* begin *

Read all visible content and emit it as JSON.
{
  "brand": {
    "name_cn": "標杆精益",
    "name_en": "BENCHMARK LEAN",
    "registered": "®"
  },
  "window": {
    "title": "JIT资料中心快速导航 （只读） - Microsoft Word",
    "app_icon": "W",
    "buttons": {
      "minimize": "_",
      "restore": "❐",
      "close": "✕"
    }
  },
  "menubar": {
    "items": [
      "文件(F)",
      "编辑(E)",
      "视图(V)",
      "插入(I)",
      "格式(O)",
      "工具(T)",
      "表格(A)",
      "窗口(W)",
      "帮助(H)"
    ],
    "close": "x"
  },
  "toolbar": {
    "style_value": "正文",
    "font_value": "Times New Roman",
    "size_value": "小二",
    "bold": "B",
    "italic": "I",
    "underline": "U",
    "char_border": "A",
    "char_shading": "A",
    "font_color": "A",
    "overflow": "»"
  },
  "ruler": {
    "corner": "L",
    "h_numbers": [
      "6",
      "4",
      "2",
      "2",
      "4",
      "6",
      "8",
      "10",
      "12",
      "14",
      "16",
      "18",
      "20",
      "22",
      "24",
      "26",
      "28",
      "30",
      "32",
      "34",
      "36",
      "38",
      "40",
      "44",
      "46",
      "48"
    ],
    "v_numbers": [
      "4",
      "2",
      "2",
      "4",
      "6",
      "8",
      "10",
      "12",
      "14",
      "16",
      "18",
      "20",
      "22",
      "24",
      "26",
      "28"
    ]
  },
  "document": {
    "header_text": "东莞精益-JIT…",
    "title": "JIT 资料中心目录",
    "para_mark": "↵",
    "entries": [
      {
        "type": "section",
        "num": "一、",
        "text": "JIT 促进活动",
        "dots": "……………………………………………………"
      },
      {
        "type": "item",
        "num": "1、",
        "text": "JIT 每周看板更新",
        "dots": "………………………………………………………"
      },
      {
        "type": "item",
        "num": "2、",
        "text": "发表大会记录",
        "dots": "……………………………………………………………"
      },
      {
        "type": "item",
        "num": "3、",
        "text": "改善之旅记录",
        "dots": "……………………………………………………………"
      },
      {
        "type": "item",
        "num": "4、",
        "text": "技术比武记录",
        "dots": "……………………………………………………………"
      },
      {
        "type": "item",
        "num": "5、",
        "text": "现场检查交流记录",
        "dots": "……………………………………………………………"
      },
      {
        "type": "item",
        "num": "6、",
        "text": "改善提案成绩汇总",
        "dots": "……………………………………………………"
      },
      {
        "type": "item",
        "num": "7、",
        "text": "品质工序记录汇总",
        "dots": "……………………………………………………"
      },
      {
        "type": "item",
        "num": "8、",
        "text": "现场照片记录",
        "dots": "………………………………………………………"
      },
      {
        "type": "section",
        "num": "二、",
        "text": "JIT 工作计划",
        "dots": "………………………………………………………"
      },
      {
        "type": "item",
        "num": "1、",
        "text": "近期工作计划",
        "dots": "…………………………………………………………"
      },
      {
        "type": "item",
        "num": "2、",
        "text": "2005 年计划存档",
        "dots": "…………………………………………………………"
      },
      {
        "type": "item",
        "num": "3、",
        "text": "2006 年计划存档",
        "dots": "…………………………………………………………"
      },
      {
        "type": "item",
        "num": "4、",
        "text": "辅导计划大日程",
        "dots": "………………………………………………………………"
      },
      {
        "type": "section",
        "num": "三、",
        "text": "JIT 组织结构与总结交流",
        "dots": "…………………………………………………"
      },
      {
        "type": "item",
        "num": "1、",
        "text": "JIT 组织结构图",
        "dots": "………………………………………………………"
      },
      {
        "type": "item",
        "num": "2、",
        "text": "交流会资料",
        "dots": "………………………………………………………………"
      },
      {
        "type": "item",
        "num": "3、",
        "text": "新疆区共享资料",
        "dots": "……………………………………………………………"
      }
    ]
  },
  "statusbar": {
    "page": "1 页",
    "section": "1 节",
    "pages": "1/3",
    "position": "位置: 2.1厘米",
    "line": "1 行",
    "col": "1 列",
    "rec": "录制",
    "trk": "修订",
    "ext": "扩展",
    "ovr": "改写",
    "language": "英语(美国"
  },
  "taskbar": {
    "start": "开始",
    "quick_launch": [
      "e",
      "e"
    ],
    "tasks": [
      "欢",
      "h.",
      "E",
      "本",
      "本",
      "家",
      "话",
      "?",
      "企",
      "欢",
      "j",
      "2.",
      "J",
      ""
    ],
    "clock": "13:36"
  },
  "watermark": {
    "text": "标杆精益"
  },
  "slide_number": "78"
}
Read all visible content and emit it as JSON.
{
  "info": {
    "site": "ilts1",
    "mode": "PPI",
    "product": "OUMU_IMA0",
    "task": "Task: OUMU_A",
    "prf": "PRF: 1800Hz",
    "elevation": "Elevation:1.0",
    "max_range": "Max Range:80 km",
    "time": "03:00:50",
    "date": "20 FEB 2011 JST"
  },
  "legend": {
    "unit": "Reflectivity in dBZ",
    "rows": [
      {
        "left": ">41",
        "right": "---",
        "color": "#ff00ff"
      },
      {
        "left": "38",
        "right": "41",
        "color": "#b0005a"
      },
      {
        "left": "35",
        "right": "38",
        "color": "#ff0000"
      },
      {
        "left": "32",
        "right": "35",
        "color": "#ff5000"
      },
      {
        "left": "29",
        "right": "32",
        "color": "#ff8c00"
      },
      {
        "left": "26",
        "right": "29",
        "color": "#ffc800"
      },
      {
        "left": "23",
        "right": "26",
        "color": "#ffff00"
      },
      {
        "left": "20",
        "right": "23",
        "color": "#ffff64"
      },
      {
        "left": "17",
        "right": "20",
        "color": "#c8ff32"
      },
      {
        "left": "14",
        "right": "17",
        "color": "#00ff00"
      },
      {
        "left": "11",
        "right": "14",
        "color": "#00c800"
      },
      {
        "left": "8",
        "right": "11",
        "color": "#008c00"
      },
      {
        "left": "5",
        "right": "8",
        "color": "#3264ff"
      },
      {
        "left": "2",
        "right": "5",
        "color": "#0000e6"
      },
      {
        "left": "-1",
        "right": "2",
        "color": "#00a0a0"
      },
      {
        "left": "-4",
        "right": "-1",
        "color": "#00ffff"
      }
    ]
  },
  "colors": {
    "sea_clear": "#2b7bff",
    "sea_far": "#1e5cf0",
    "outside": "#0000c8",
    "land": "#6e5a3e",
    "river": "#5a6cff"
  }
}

* end *

Make an exact copy of the material above.

Read all visible content and emit it as JSON.
{
  "brand": {
    "name_cn": "標杆精益",
    "name_en": "BENCHMARK LEAN",
    "registered": "®"
  },
  "window": {
    "title": "JIT资料中心快速导航 （只读） - Microsoft Word",
    "app_icon": "W",
    "buttons": {
      "minimize": "_",
      "restore": "❐",
      "close": "✕"
    }
  },
  "menubar": {
    "items": [
      "文件(F)",
      "编辑(E)",
      "视图(V)",
      "插入(I)",
      "格式(O)",
      "工具(T)",
      "表格(A)",
      "窗口(W)",
      "帮助(H)"
    ],
    "close": "x"
  },
  "toolbar": {
    "style_value": "正文",
    "font_value": "Times New Roman",
    "size_value": "小二",
    "bold": "B",
    "italic": "I",
    "underline": "U",
    "char_border": "A",
    "char_shading": "A",
    "font_color": "A",
    "overflow": "»"
  },
  "ruler": {
    "corner": "L",
    "h_numbers": [
      "6",
      "4",
      "2",
      "2",
      "4",
      "6",
      "8",
      "10",
      "12",
      "14",
      "16",
      "18",
      "20",
      "22",
      "24",
      "26",
      "28",
      "30",
      "32",
      "34",
      "36",
      "38",
      "40",
      "44",
      "46",
      "48"
    ],
    "v_numbers": [
      "4",
      "2",
      "2",
      "4",
      "6",
      "8",
      "10",
      "12",
      "14",
      "16",
      "18",
      "20",
      "22",
      "24",
      "26",
      "28"
    ]
  },
  "document": {
    "header_text": "东莞精益-JIT…",
    "title": "JIT 资料中心目录",
    "para_mark": "↵",
    "entries": [
      {
        "type": "section",
        "num": "一、",
        "text": "JIT 促进活动",
        "dots": "……………………………………………………"
      },
      {
        "type": "item",
        "num": "1、",
        "text": "JIT 每周看板更新",
        "dots": "………………………………………………………"
      },
      {
        "type": "item",
        "num": "2、",
        "text": "发表大会记录",
        "dots": "……………………………………………………………"
      },
      {
        "type": "item",
        "num": "3、",
        "text": "改善之旅记录",
        "dots": "……………………………………………………………"
      },
      {
        "type": "item",
        "num": "4、",
        "text": "技术比武记录",
        "dots": "……………………………………………………………"
      },
      {
        "type": "item",
        "num": "5、",
        "text": "现场检查交流记录",
        "dots": "……………………………………………………………"
      },
      {
        "type": "item",
        "num": "6、",
        "text": "改善提案成绩汇总",
        "dots": "……………………………………………………"
      },
      {
        "type": "item",
        "num": "7、",
        "text": "品质工序记录汇总",
        "dots": "……………………………………………………"
      },
      {
        "type": "item",
        "num": "8、",
        "text": "现场照片记录",
        "dots": "………………………………………………………"
      },
      {
        "type": "section",
        "num": "二、",
        "text": "JIT 工作计划",
        "dots": "………………………………………………………"
      },
      {
        "type": "item",
        "num": "1、",
        "text": "近期工作计划",
        "dots": "…………………………………………………………"
      },
      {
        "type": "item",
        "num": "2、",
        "text": "2005 年计划存档",
        "dots": "…………………………………………………………"
      },
      {
        "type": "item",
        "num": "3、",
        "text": "2006 年计划存档",
        "dots": "…………………………………………………………"
      },
      {
        "type": "item",
        "num": "4、",
        "text": "辅导计划大日程",
        "dots": "………………………………………………………………"
      },
      {
        "type": "section",
        "num": "三、",
        "text": "JIT 组织结构与总结交流",
        "dots": "…………………………………………………"
      },
      {
        "type": "item",
        "num": "1、",
        "text": "JIT 组织结构图",
        "dots": "………………………………………………………"
      },
      {
        "type": "item",
        "num": "2、",
        "text": "交流会资料",
        "dots": "………………………………………………………………"
      },
      {
        "type": "item",
        "num": "3、",
        "text": "新疆区共享资料",
        "dots": "……………………………………………………………"
      }
    ]
  },
  "statusbar": {
    "page": "1 页",
    "section": "1 节",
    "pages": "1/3",
    "position": "位置: 2.1厘米",
    "line": "1 行",
    "col": "1 列",
    "rec": "录制",
    "trk": "修订",
    "ext": "扩展",
    "ovr": "改写",
    "language": "英语(美国"
  },
  "taskbar": {
    "start": "开始",
    "quick_launch": [
      "e",
      "e"
    ],
    "tasks": [
      "欢",
      "h.",
      "E",
      "本",
      "本",
      "家",
      "话",
      "?",
      "企",
      "欢",
      "j",
      "2.",
      "J",
      ""
    ],
    "clock": "13:36"
  },
  "watermark": {
    "text": "标杆精益"
  },
  "slide_number": "78"
}
Read all visible content and emit it as JSON.
{
  "info": {
    "site": "ilts1",
    "mode": "PPI",
    "product": "OUMU_IMA0",
    "task": "Task: OUMU_A",
    "prf": "PRF: 1800Hz",
    "elevation": "Elevation:1.0",
    "max_range": "Max Range:80 km",
    "time": "03:00:50",
    "date": "20 FEB 2011 JST"
  },
  "legend": {
    "unit": "Reflectivity in dBZ",
    "rows": [
      {
        "left": ">41",
        "right": "---",
        "color": "#ff00ff"
      },
      {
        "left": "38",
        "right": "41",
        "color": "#b0005a"
      },
      {
        "left": "35",
        "right": "38",
        "color": "#ff0000"
      },
      {
        "left": "32",
        "right": "35",
        "color": "#ff5000"
      },
      {
        "left": "29",
        "right": "32",
        "color": "#ff8c00"
      },
      {
        "left": "26",
        "right": "29",
        "color": "#ffc800"
      },
      {
        "left": "23",
        "right": "26",
        "color": "#ffff00"
      },
      {
        "left": "20",
        "right": "23",
        "color": "#ffff64"
      },
      {
        "left": "17",
        "right": "20",
        "color": "#c8ff32"
      },
      {
        "left": "14",
        "right": "17",
        "color": "#00ff00"
      },
      {
        "left": "11",
        "right": "14",
        "color": "#00c800"
      },
      {
        "left": "8",
        "right": "11",
        "color": "#008c00"
      },
      {
        "left": "5",
        "right": "8",
        "color": "#3264ff"
      },
      {
        "left": "2",
        "right": "5",
        "color": "#0000e6"
      },
      {
        "left": "-1",
        "right": "2",
        "color": "#00a0a0"
      },
      {
        "left": "-4",
        "right": "-1",
        "color": "#00ffff"
      }
    ]
  },
  "colors": {
    "sea_clear": "#2b7bff",
    "sea_far": "#1e5cf0",
    "outside": "#0000c8",
    "land": "#6e5a3e",
    "river": "#5a6cff"
  }
}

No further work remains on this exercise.